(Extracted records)

--- Start ---

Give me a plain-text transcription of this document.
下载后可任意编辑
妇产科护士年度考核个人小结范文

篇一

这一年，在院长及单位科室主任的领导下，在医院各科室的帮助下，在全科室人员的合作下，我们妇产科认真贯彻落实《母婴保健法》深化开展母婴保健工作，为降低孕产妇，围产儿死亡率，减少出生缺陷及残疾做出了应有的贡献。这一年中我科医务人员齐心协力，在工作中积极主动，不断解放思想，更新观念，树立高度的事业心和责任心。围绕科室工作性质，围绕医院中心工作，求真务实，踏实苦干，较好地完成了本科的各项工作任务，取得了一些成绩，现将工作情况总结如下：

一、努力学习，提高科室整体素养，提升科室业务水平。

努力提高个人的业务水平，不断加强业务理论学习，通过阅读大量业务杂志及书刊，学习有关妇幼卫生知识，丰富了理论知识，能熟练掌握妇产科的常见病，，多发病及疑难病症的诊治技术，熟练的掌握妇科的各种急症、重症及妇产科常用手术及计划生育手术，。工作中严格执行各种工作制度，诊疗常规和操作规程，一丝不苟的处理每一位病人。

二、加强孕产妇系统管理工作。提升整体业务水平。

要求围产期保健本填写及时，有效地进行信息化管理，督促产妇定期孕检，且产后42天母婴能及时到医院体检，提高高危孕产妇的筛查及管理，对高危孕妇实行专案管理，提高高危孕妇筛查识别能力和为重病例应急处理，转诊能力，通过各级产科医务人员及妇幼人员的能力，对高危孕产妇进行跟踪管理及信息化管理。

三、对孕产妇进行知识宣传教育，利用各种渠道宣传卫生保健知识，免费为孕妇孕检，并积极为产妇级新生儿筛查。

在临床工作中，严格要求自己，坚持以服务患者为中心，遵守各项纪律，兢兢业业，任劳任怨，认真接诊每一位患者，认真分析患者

--- End ---

**SHORT TASK**.
Extract the data in full. Keep it word for word.

**FINAL ANSWER**.
Give me a plain-text transcription of this document.
下载后可任意编辑
妇产科护士年度考核个人小结范文

篇一

这一年，在院长及单位科室主任的领导下，在医院各科室的帮助下，在全科室人员的合作下，我们妇产科认真贯彻落实《母婴保健法》深化开展母婴保健工作，为降低孕产妇，围产儿死亡率，减少出生缺陷及残疾做出了应有的贡献。这一年中我科医务人员齐心协力，在工作中积极主动，不断解放思想，更新观念，树立高度的事业心和责任心。围绕科室工作性质，围绕医院中心工作，求真务实，踏实苦干，较好地完成了本科的各项工作任务，取得了一些成绩，现将工作情况总结如下：

一、努力学习，提高科室整体素养，提升科室业务水平。

努力提高个人的业务水平，不断加强业务理论学习，通过阅读大量业务杂志及书刊，学习有关妇幼卫生知识，丰富了理论知识，能熟练掌握妇产科的常见病，，多发病及疑难病症的诊治技术，熟练的掌握妇科的各种急症、重症及妇产科常用手术及计划生育手术，。工作中严格执行各种工作制度，诊疗常规和操作规程，一丝不苟的处理每一位病人。

二、加强孕产妇系统管理工作。提升整体业务水平。

要求围产期保健本填写及时，有效地进行信息化管理，督促产妇定期孕检，且产后42天母婴能及时到医院体检，提高高危孕产妇的筛查及管理，对高危孕妇实行专案管理，提高高危孕妇筛查识别能力和为重病例应急处理，转诊能力，通过各级产科医务人员及妇幼人员的能力，对高危孕产妇进行跟踪管理及信息化管理。

三、对孕产妇进行知识宣传教育，利用各种渠道宣传卫生保健知识，免费为孕妇孕检，并积极为产妇级新生儿筛查。

在临床工作中，严格要求自己，坚持以服务患者为中心，遵守各项纪律，兢兢业业，任劳任怨，认真接诊每一位患者，认真分析患者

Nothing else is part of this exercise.